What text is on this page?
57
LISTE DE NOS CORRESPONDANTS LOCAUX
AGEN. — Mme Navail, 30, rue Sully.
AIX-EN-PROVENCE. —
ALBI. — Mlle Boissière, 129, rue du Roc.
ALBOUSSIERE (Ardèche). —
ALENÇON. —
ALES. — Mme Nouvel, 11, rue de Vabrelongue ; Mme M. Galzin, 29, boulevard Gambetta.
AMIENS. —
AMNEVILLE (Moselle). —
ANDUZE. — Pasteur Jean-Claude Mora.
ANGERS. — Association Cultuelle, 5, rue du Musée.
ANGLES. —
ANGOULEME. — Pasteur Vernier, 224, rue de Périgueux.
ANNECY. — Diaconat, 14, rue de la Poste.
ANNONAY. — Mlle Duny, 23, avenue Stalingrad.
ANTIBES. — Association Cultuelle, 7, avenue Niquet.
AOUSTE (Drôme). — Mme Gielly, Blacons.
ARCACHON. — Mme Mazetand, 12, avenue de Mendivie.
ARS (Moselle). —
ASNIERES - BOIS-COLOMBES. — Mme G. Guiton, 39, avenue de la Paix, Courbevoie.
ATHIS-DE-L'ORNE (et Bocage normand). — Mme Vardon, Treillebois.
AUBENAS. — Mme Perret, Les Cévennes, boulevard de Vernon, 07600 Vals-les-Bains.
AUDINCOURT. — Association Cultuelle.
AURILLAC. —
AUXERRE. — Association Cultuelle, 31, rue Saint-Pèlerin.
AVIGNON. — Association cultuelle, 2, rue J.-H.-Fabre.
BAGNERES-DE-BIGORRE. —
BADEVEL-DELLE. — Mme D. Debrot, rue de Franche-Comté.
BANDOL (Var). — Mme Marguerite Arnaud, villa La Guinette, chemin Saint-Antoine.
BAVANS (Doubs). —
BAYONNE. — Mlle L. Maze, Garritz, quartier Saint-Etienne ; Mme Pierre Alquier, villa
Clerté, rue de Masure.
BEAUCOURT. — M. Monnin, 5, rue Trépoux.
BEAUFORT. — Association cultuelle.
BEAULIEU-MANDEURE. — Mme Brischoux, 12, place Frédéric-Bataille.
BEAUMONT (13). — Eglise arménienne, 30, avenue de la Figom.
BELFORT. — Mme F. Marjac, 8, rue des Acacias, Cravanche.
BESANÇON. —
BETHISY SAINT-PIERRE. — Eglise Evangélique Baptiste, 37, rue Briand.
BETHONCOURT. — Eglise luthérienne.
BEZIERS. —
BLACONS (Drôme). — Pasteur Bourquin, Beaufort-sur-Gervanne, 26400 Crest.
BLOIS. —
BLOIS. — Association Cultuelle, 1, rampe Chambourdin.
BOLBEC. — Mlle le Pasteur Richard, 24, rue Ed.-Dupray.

####

▸ GOAL
Gather all lines from the listing above in which "Mlle" occurs.

▸ ANSWER TO THIS EXERCISE
ALBI. — Mlle Boissière, 129, rue du Roc.
ANNONAY. — Mlle Duny, 23, avenue Stalingrad.
BAYONNE. — Mlle L. Maze, Garritz, quartier Saint-Etienne ; Mme Pierre Alquier, villa
BOLBEC. — Mlle le Pasteur Richard, 24, rue Ed.-Dupray.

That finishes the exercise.